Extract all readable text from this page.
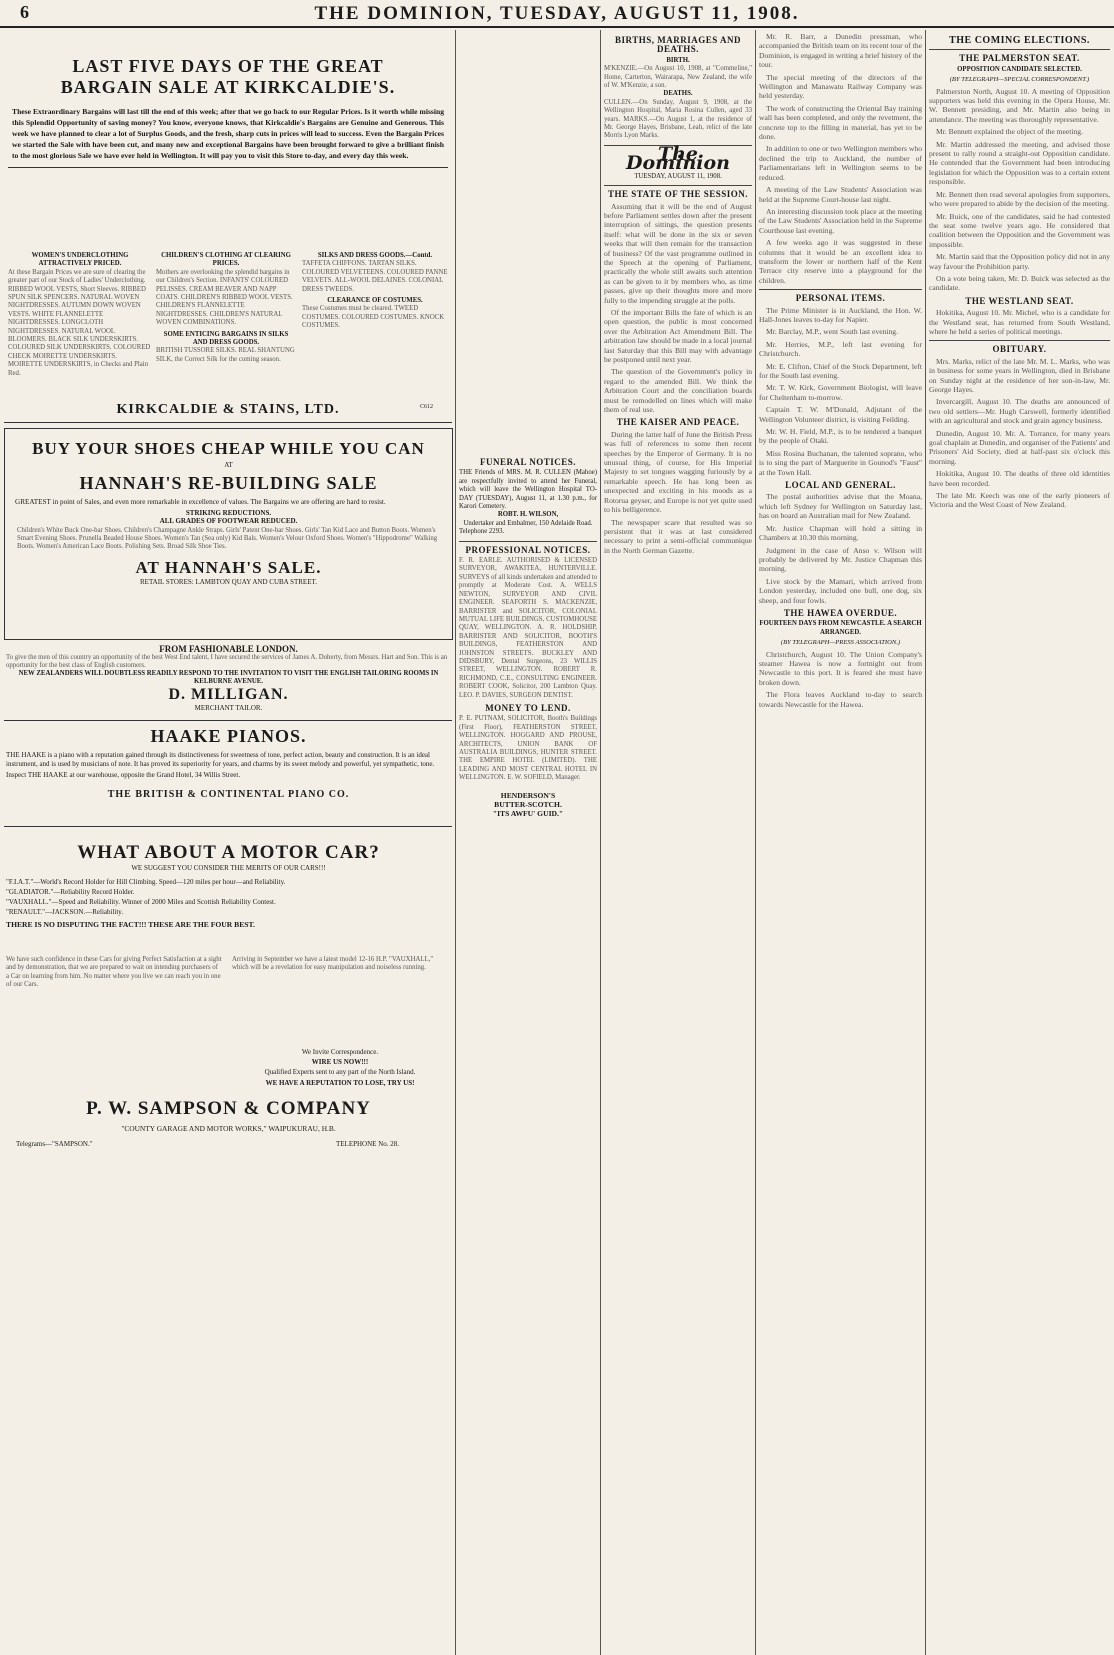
6	THE DOMINION, TUESDAY, AUGUST 11, 1908.
LAST FIVE DAYS OF THE GREAT BARGAIN SALE AT KIRKCALDIE'S.
These Extraordinary Bargains will last till the end of this week; after that we go back to our Regular Prices. Is it worth while missing this Splendid Opportunity of saving money? You know, everyone knows, that Kirkcaldie's Bargains are Genuine and Generous. This week we have planned to clear a lot of Surplus Goods, and the fresh, sharp cuts in prices will lead to success. Even the Bargain Prices we started the Sale with have been cut, and many new and exceptional Bargains have been brought forward to give a brilliant finish to the most glorious Sale we have ever held in Wellington. It will pay you to visit this Store to-day, and every day this week.
WOMEN'S UNDERCLOTHING ATTRACTIVELY PRICED.
At these Bargain Prices we are sure of clearing the greater part of our Stock of Ladies' Underclothing. RIBBED WOOL VESTS, Short Sleeves. RIBBED SPUN SILK SPENCERS. NATURAL WOVEN NIGHTDRESSES. AUTUMN DOWN WOVEN VESTS. WHITE FLANNELETTE NIGHTDRESSES. LONGCLOTH NIGHTDRESSES. NATURAL WOOL BLOOMERS. BLACK SILK UNDERSKIRTS. COLOURED SILK UNDERSKIRTS. COLOURED CHECK MOIRETTE UNDERSKIRTS. MOIRETTE UNDERSKIRTS, in Checks and Plain Red.
CHILDREN'S CLOTHING AT CLEARING PRICES.
Mothers are overlooking the splendid bargains in our Children's Section. INFANTS' COLOURED PELISSES. CREAM BEAVER AND NAPP COATS. CHILDREN'S RIBBED WOOL VESTS. CHILDREN'S FLANNELETTE NIGHTDRESSES. CHILDREN'S NATURAL WOVEN COMBINATIONS.
SOME ENTICING BARGAINS IN SILKS AND DRESS GOODS.
BRITISH TUSSORE SILKS. REAL SHANTUNG SILK, the Correct Silk for the coming season.
SILKS AND DRESS GOODS.—Contd.
TAFFETA CHIFFONS. TARTAN SILKS. COLOURED VELVETEENS. COLOURED PANNE VELVETS. ALL-WOOL DELAINES. COLONIAL DRESS TWEEDS.
CLEARANCE OF COSTUMES.
These Costumes must be cleared. TWEED COSTUMES. COLOURED COSTUMES. KNOCK COSTUMES.
KIRKCALDIE & STAINS, LTD.	C612
BUY YOUR SHOES CHEAP WHILE YOU CAN
AT
HANNAH'S RE-BUILDING SALE
GREATEST in point of Sales, and even more remarkable in excellence of values. The Bargains we are offering are hard to resist.
STRIKING REDUCTIONS.
ALL GRADES OF FOOTWEAR REDUCED.
Children's White Buck One-bar Shoes. Children's Champagne Ankle Straps. Girls' Patent One-bar Shoes. Girls' Tan Kid Lace and Button Boots. Women's Smart Evening Shoes. Prunella Beaded House Shoes. Women's Tan (Sea only) Kid Bals. Women's Velour Oxford Shoes. Women's "Hippodrome" Walking Boots. Women's American Lace Boots. Polishing Sets. Broad Silk Shoe Ties.
AT HANNAH'S SALE.
RETAIL STORES: LAMBTON QUAY AND CUBA STREET.
FROM FASHIONABLE LONDON.
To give the men of this country an opportunity of the best West End talent, I have secured the services of James A. Doherty, from Messrs. Hart and Son. This is an opportunity for the best class of English customers.
NEW ZEALANDERS WILL DOUBTLESS READILY RESPOND TO THE INVITATION TO VISIT THE ENGLISH TAILORING ROOMS IN KELBURNE AVENUE.
D. MILLIGAN.
MERCHANT TAILOR.
HAAKE PIANOS.
THE HAAKE is a piano with a reputation gained through its distinctiveness for sweetness of tone, perfect action, beauty and construction. It is an ideal instrument, and is used by musicians of note. It has proved its superiority for years, and charms by its sweet melody and powerful, yet sympathetic, tone.
Inspect THE HAAKE at our warehouse, opposite the Grand Hotel, 34 Willis Street.
THE BRITISH & CONTINENTAL PIANO CO.
WHAT ABOUT A MOTOR CAR?
WE SUGGEST YOU CONSIDER THE MERITS OF OUR CARS!!!
"F.I.A.T."—World's Record Holder for Hill Climbing. Speed—120 miles per hour—and Reliability.
"GLADIATOR."—Reliability Record Holder.
"VAUXHALL."—Speed and Reliability. Winner of 2000 Miles and Scottish Reliability Contest.
"RENAULT."—JACKSON.—Reliability.
THERE IS NO DISPUTING THE FACT!!! THESE ARE THE FOUR BEST.
We have such confidence in these Cars for giving Perfect Satisfaction at a sight and by demonstration, that we are prepared to wait on intending purchasers of a Car on learning from him. No matter where you live we can reach you in one of our Cars.
Arriving in September we have a latest model 12-16 H.P. "VAUXHALL," which will be a revelation for easy manipulation and noiseless running.
We Invite Correspondence.
WIRE US NOW!!!
Qualified Experts sent to any part of the North Island.
WE HAVE A REPUTATION TO LOSE, TRY US!
P. W. SAMPSON & COMPANY
"COUNTY GARAGE AND MOTOR WORKS," WAIPUKURAU, H.B.
Telegrams—"SAMPSON."	TELEPHONE No. 28.
FUNERAL NOTICES.
THE Friends of MRS. M. R. CULLEN (Mahoe) are respectfully invited to attend her Funeral, which will leave the Wellington Hospital TO-DAY (TUESDAY), August 11, at 1.30 p.m., for Karori Cemetery.
ROBT. H. WILSON,
Undertaker and Embalmer, 150 Adelaide Road.
Telephone 2293.
PROFESSIONAL NOTICES.
F. R. EARLE. AUTHORISED & LICENSED SURVEYOR, AWAKITEA, HUNTERVILLE. SURVEYS of all kinds undertaken and attended to promptly at Moderate Cost. A. WELLS NEWTON, SURVEYOR AND CIVIL ENGINEER. SEAFORTH S. MACKENZIE, BARRISTER and SOLICITOR, COLONIAL MUTUAL LIFE BUILDINGS, CUSTOMHOUSE QUAY, WELLINGTON. A. R. HOLDSHIP, BARRISTER AND SOLICITOR, BOOTH'S BUILDINGS, FEATHERSTON AND JOHNSTON STREETS. BUCKLEY AND DIDSBURY, Dental Surgeons, 23 WILLIS STREET, WELLINGTON. ROBERT R. RICHMOND, C.E., CONSULTING ENGINEER. ROBERT COOK, Solicitor, 200 Lambton Quay. LEO. P. DAVIES, SURGEON DENTIST.
MONEY TO LEND.
P. E. PUTNAM, SOLICITOR, Booth's Buildings (First Floor), FEATHERSTON STREET, WELLINGTON. HOGGARD AND PROUSE, ARCHITECTS, UNION BANK OF AUSTRALIA BUILDINGS, HUNTER STREET. THE EMPIRE HOTEL (LIMITED). THE LEADING AND MOST CENTRAL HOTEL IN WELLINGTON. E. W. SOFIELD, Manager.
HENDERSON'S
BUTTER-SCOTCH.
"ITS AWFU' GUID."
BIRTHS, MARRIAGES AND DEATHS.
BIRTH.
M'KENZIE.—On August 10, 1908, at "Commeline," Home, Carterton, Wairarapa, New Zealand, the wife of W. M'Kenzie, a son.
DEATHS.
CULLEN.—On Sunday, August 9, 1908, at the Wellington Hospital, Maria Rosina Cullen, aged 33 years. MARKS.—On August 1, at the residence of Mr. George Hayes, Brisbane, Leah, relict of the late Morris Lyon Marks.
The Dominion
TUESDAY, AUGUST 11, 1908.
THE STATE OF THE SESSION.

Assuming that it will be the end of August before Parliament settles down after the present interruption of sittings, the question presents itself: what will be done in the six or seven weeks that will then remain for the transaction of business? Of the vast programme outlined in the Speech at the opening of Parliament, practically the whole still awaits such attention as can be given to it by members who, as time passes, give up their thoughts more and more fully to the impending struggle at the polls.

Of the important Bills the fate of which is an open question, the public is most concerned over the Arbitration Act Amendment Bill. The arbitration law should be made in a local journal last Saturday that this Bill may with advantage be postponed until next year.

The question of the Government's policy in regard to the amended Bill. We think the Arbitration Court and the conciliation boards must be remodelled on lines which will make them of real use.

THE KAISER AND PEACE.

During the latter half of June the British Press was full of references to some then recent speeches by the Emperor of Germany. It is no unusual thing, of course, for His Imperial Majesty to set tongues wagging furiously by a remarkable speech. He has long been as unexpected and exciting in his moods as a Rotorua geyser, and Europe is not yet quite used to his belligerence.

The newspaper scare that resulted was so persistent that it was at last considered necessary to print a semi-official communique in the North German Gazette.

Mr. R. Barr, a Dunedin pressman, who accompanied the British team on its recent tour of the Dominion, is engaged in writing a brief history of the tour.

The special meeting of the directors of the Wellington and Manawatu Railway Company was held yesterday.

The work of constructing the Oriental Bay training wall has been completed, and only the revetment, the concrete top to the filling in material, has yet to be done.

In addition to one or two Wellington members who declined the trip to Auckland, the number of Parliamentarians left in Wellington seems to be reduced.

A meeting of the Law Students' Association was held at the Supreme Court-house last night.

An interesting discussion took place at the meeting of the Law Students' Association held in the Supreme Courthouse last evening.

A few weeks ago it was suggested in these columns that it would be an excellent idea to transform the lower or northern half of the Kent Terrace city reserve into a playground for the children.

PERSONAL ITEMS.

The Prime Minister is in Auckland, the Hon. W. Hall-Jones leaves to-day for Napier.

Mr. Barclay, M.P., went South last evening.

Mr. Herries, M.P., left last evening for Christchurch.

Mr. E. Clifton, Chief of the Stock Department, left for the South last evening.

Mr. T. W. Kirk, Government Biologist, will leave for Cheltenham to-morrow.

Captain T. W. M'Donald, Adjutant of the Wellington Volunteer district, is visiting Feilding.

Mr. W. H. Field, M.P., is to be tendered a banquet by the people of Otaki.

Miss Rosina Buchanan, the talented soprano, who is to sing the part of Marguerite in Gounod's "Faust" at the Town Hall.

LOCAL AND GENERAL.

The postal authorities advise that the Moana, which left Sydney for Wellington on Saturday last, has on board an Australian mail for New Zealand.

Mr. Justice Chapman will hold a sitting in Chambers at 10.30 this morning.

Judgment in the case of Anso v. Wilson will probably be delivered by Mr. Justice Chapman this morning.

Live stock by the Mamari, which arrived from London yesterday, included one bull, one dog, six sheep, and four fowls.

THE HAWEA OVERDUE.
FOURTEEN DAYS FROM NEWCASTLE. A SEARCH ARRANGED.
(BY TELEGRAPH—PRESS ASSOCIATION.)

Christchurch, August 10. The Union Company's steamer Hawea is now a fortnight out from Newcastle to this port. It is feared she must have broken down.

The Flora leaves Auckland to-day to search towards Newcastle for the Hawea.

THE COMING ELECTIONS.
THE PALMERSTON SEAT.
OPPOSITION CANDIDATE SELECTED.
(BY TELEGRAPH—SPECIAL CORRESPONDENT.)

Palmerston North, August 10. A meeting of Opposition supporters was held this evening in the Opera House, Mr. W. Bennett presiding, and Mr. Martin also being in attendance. The meeting was thoroughly representative.

Mr. Bennett explained the object of the meeting.

Mr. Martin addressed the meeting, and advised those present to rally round a straight-out Opposition candidate. He contended that the Government had been introducing legislation for which the Opposition was to a certain extent responsible.

Mr. Bennett then read several apologies from supporters, who were prepared to abide by the decision of the meeting.

Mr. Buick, one of the candidates, said he had contested the seat some twelve years ago. He considered that coalition between the Opposition and the Government was impossible.

Mr. Martin said that the Opposition policy did not in any way favour the Prohibition party.

On a vote being taken, Mr. D. Buick was selected as the candidate.

THE WESTLAND SEAT.

Hokitika, August 10. Mr. Michel, who is a candidate for the Westland seat, has returned from South Westland, where he held a series of political meetings.

OBITUARY.

Mrs. Marks, relict of the late Mr. M. L. Marks, who was in business for some years in Wellington, died in Brisbane on Sunday night at the residence of her son-in-law, Mr. George Hayes.

Invercargill, August 10. The deaths are announced of two old settlers—Mr. Hugh Carswell, formerly identified with an agricultural and stock and grain agency business.

Dunedin, August 10. Mr. A. Torrance, for many years goal chaplain at Dunedin, and organiser of the Patients' and Prisoners' Aid Society, died at half-past six o'clock this morning.

Hokitika, August 10. The deaths of three old identities have been recorded.

The late Mr. Keech was one of the early pioneers of Victoria and the West Coast of New Zealand.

·····

● EXERCISE: Go through the data above and copy each line that holds the word "Reliability".

● RESULT OF THE TASK:
"F.I.A.T."—World's Record Holder for Hill Climbing. Speed—120 miles per hour—and Reliability.
"GLADIATOR."—Reliability Record Holder.
"VAUXHALL."—Speed and Reliability. Winner of 2000 Miles and Scottish Reliability Contest.
"RENAULT."—JACKSON.—Reliability.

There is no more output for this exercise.